Reproduce every entry below precisely; do not include the pictures.

**Stored data**
::::::

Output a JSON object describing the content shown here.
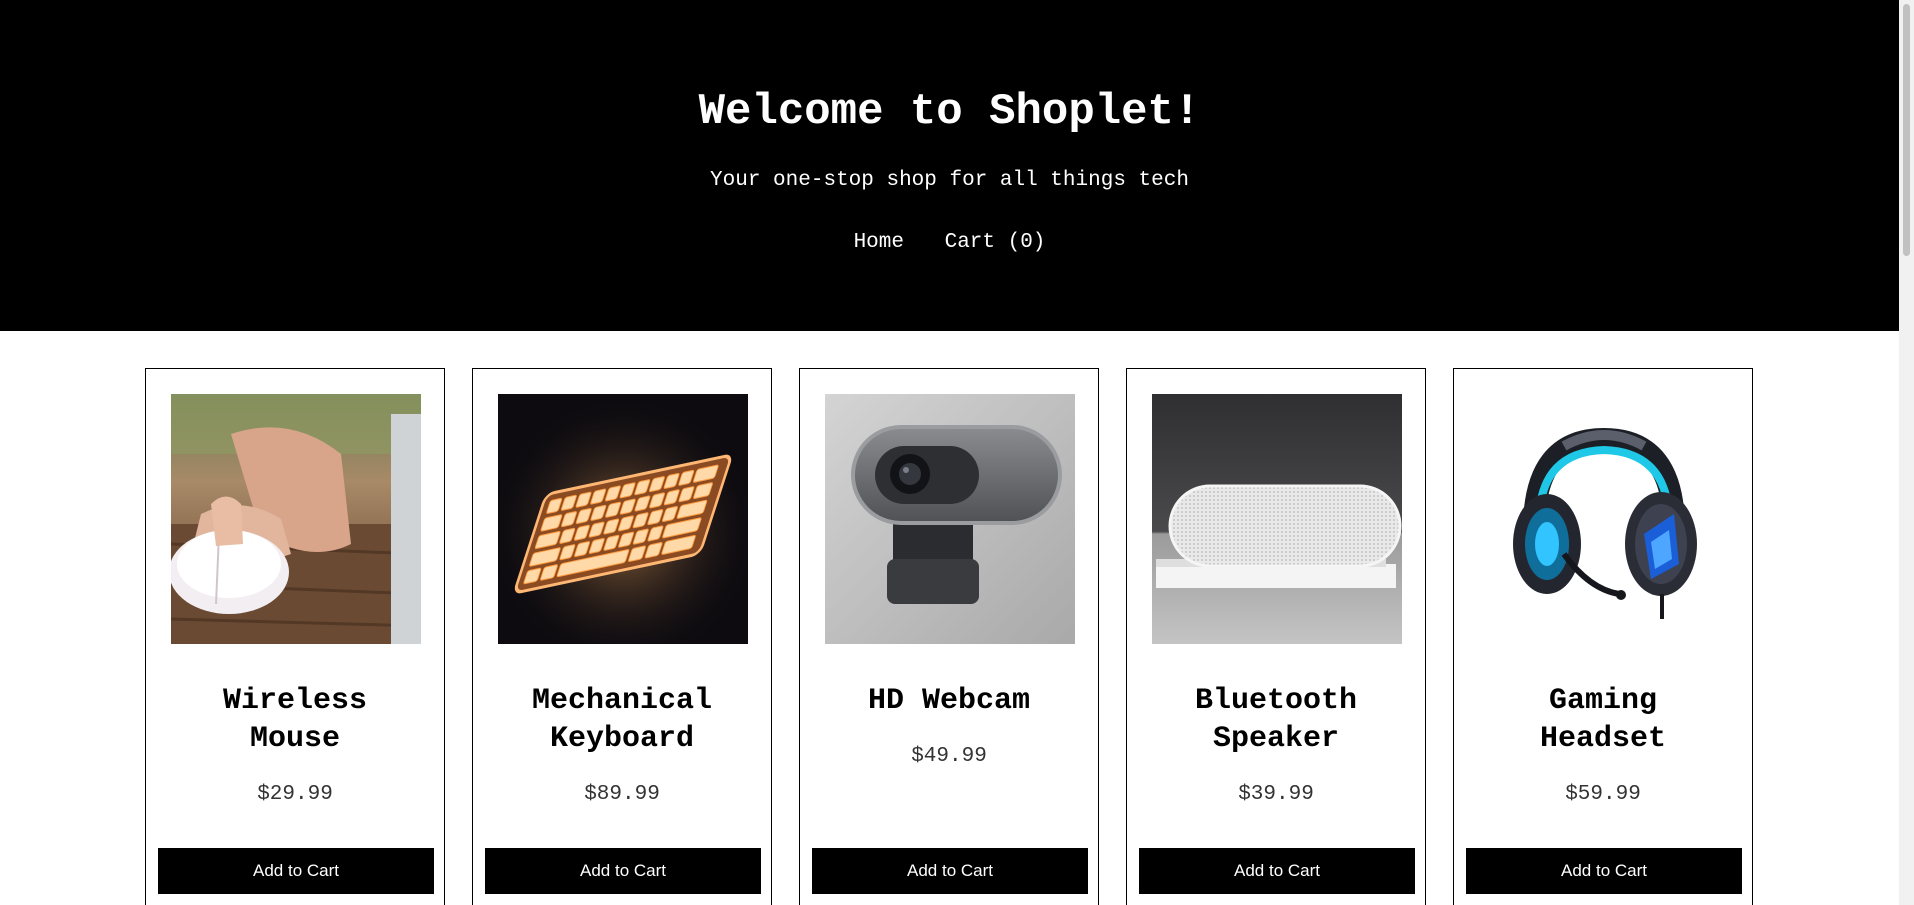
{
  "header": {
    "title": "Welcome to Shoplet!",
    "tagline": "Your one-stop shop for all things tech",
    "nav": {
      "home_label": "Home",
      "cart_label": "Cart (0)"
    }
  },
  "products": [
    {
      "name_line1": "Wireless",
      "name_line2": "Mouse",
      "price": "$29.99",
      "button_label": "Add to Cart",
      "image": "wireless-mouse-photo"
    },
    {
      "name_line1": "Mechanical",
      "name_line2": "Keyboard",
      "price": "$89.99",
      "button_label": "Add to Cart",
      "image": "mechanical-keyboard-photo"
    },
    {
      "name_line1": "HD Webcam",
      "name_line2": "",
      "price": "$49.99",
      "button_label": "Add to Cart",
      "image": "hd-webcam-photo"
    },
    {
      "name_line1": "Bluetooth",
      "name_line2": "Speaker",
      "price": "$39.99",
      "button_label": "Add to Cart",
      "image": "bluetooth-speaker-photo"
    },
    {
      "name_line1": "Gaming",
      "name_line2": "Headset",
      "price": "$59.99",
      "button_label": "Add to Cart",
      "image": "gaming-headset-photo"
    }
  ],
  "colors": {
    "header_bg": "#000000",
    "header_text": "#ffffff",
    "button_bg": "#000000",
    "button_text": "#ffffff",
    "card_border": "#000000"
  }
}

::::::

**Result of the exercise**
Output a JSON object describing the content shown here.
{
  "header": {
    "title": "Welcome to Shoplet!",
    "tagline": "Your one-stop shop for all things tech",
    "nav": {
      "home_label": "Home",
      "cart_label": "Cart (0)"
    }
  },
  "products": [
    {
      "name_line1": "Wireless",
      "name_line2": "Mouse",
      "price": "$29.99",
      "button_label": "Add to Cart",
      "image": "wireless-mouse-photo"
    },
    {
      "name_line1": "Mechanical",
      "name_line2": "Keyboard",
      "price": "$89.99",
      "button_label": "Add to Cart",
      "image": "mechanical-keyboard-photo"
    },
    {
      "name_line1": "HD Webcam",
      "name_line2": "",
      "price": "$49.99",
      "button_label": "Add to Cart",
      "image": "hd-webcam-photo"
    },
    {
      "name_line1": "Bluetooth",
      "name_line2": "Speaker",
      "price": "$39.99",
      "button_label": "Add to Cart",
      "image": "bluetooth-speaker-photo"
    },
    {
      "name_line1": "Gaming",
      "name_line2": "Headset",
      "price": "$59.99",
      "button_label": "Add to Cart",
      "image": "gaming-headset-photo"
    }
  ],
  "colors": {
    "header_bg": "#000000",
    "header_text": "#ffffff",
    "button_bg": "#000000",
    "button_text": "#ffffff",
    "card_border": "#000000"
  }
}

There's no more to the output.